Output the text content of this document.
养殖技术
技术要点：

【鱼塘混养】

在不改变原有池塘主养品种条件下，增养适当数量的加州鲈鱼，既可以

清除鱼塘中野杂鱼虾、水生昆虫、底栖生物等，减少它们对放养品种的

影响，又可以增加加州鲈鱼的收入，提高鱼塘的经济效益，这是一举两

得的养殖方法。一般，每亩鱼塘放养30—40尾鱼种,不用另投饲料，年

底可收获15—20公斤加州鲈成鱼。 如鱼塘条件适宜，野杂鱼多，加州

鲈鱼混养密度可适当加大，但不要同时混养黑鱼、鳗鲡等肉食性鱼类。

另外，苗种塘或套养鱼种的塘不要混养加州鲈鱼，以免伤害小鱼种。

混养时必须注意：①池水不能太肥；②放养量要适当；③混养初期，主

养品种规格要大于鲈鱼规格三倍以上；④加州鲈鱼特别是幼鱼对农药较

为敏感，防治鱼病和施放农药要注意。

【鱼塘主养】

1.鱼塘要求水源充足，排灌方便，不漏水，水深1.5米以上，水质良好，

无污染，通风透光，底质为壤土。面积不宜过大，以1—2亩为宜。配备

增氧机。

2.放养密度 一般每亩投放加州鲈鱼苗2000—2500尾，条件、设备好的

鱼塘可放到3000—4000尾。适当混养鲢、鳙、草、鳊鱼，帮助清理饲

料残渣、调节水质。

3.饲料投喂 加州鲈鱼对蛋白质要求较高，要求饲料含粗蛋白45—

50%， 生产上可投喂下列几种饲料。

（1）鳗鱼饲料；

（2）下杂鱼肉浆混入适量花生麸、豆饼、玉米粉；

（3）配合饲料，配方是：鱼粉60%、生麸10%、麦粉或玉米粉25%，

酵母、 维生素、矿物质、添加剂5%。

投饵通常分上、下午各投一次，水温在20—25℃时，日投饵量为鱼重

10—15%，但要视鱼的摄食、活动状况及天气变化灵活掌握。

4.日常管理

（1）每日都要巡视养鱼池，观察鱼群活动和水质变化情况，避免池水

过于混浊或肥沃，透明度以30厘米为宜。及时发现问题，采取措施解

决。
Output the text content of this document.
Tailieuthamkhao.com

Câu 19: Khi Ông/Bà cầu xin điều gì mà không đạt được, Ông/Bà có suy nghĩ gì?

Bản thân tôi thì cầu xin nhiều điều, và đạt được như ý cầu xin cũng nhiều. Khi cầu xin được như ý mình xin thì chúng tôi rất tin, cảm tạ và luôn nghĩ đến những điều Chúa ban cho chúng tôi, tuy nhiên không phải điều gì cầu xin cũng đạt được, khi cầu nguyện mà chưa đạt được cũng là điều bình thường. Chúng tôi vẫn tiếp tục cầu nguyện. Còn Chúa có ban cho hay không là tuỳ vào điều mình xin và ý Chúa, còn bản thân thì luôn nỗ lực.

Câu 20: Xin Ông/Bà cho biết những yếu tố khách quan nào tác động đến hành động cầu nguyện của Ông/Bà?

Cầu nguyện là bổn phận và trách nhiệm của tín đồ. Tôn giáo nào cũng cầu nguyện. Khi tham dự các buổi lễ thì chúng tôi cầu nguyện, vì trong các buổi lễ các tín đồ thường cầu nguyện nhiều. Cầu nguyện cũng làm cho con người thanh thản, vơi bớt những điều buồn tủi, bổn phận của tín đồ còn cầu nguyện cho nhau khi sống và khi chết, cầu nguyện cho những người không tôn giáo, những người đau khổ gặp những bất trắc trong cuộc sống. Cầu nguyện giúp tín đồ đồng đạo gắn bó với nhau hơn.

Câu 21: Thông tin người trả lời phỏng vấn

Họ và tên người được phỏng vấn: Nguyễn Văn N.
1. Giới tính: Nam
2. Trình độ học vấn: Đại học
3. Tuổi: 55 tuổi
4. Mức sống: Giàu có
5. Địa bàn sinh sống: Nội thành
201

• • • • •

→ The problem
Collect the lines that hold "điều".

→ Result
Câu 19: Khi Ông/Bà cầu xin điều gì mà không đạt được, Ông/Bà có suy nghĩ gì?
Bản thân tôi thì cầu xin nhiều điều, và đạt được như ý cầu xin cũng nhiều. Khi cầu xin được như ý mình xin thì chúng tôi rất tin, cảm tạ và luôn nghĩ đến những điều Chúa ban cho chúng tôi, tuy nhiên không phải điều gì cầu xin cũng đạt được, khi cầu nguyện mà chưa đạt được cũng là điều bình thường. Chúng tôi vẫn tiếp tục cầu nguyện. Còn Chúa có ban cho hay không là tuỳ vào điều mình xin và ý Chúa, còn bản thân thì luôn nỗ lực.
Cầu nguyện là bổn phận và trách nhiệm của tín đồ. Tôn giáo nào cũng cầu nguyện. Khi tham dự các buổi lễ thì chúng tôi cầu nguyện, vì trong các buổi lễ các tín đồ thường cầu nguyện nhiều. Cầu nguyện cũng làm cho con người thanh thản, vơi bớt những điều buồn tủi, bổn phận của tín đồ còn cầu nguyện cho nhau khi sống và khi chết, cầu nguyện cho những người không tôn giáo, những người đau khổ gặp những bất trắc trong cuộc sống. Cầu nguyện giúp tín đồ đồng đạo gắn bó với nhau hơn.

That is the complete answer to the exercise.